[Exercise instructions]
Count every line that holds the string "handle", and report the number alone.

[Given information]
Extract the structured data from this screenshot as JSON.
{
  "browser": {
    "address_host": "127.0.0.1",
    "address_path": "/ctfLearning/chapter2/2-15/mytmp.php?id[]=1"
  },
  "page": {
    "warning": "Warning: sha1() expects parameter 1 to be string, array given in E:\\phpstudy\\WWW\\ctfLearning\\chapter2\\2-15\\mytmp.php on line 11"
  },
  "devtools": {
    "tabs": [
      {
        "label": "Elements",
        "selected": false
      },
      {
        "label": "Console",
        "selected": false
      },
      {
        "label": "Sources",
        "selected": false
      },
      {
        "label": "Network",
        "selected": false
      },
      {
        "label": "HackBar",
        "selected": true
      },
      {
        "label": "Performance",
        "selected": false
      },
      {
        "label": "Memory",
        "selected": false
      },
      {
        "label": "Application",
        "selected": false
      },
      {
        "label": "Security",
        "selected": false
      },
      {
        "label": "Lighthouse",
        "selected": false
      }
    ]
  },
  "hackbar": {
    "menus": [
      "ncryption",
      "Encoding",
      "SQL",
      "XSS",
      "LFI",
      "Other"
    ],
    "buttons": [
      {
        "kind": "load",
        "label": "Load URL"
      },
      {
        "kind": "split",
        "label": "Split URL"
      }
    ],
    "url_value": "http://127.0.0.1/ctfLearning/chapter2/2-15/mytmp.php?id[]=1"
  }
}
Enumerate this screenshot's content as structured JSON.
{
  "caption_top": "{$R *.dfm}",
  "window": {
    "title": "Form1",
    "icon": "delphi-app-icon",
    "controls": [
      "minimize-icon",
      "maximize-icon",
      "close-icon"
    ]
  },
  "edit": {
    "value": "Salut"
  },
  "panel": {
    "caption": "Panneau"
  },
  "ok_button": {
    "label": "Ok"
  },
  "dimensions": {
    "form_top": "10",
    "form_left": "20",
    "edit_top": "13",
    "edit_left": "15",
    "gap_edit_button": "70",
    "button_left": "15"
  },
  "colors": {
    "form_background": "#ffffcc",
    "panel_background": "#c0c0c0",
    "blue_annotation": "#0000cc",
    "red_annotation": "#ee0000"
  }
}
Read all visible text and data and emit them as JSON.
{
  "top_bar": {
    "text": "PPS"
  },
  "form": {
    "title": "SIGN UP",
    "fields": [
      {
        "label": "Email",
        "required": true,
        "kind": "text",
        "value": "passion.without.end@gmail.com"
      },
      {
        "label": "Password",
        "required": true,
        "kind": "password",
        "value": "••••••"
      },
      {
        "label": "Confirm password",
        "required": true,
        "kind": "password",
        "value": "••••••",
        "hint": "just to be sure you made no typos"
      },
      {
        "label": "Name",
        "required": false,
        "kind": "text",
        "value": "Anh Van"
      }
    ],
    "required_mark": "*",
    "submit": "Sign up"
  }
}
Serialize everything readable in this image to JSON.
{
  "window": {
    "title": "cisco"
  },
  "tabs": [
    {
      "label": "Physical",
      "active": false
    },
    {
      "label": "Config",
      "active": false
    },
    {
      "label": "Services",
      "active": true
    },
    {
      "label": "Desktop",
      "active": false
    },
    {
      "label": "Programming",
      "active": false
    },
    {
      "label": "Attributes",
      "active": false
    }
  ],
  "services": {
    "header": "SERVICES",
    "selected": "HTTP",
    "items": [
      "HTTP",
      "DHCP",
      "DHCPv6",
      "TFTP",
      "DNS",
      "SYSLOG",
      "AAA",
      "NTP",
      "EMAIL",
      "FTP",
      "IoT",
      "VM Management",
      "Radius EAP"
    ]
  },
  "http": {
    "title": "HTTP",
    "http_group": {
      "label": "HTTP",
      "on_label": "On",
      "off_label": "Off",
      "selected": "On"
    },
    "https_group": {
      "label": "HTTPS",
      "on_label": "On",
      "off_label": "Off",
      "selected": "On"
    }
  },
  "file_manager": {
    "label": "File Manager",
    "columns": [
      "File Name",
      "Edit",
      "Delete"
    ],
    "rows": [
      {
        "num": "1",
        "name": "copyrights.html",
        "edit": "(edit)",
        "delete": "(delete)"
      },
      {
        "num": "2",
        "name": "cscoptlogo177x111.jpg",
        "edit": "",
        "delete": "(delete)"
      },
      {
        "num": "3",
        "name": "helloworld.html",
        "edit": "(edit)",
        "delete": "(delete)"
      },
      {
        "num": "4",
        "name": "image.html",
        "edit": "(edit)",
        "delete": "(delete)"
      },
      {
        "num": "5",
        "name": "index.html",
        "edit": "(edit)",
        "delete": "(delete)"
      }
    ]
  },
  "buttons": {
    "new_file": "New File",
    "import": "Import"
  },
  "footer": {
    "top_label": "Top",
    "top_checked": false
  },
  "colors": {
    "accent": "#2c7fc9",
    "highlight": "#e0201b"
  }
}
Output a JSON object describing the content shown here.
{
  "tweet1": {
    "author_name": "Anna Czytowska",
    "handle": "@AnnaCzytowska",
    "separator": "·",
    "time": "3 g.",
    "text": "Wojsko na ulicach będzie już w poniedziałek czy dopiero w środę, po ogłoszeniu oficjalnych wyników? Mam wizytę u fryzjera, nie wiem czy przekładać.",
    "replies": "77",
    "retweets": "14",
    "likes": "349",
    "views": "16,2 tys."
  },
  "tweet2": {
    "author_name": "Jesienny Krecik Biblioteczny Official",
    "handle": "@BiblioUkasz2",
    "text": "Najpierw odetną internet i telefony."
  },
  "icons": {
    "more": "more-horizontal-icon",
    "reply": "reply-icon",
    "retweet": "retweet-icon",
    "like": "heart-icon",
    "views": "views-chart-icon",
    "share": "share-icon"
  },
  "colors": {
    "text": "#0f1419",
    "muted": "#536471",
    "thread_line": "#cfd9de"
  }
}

[Answer for this exercise]
2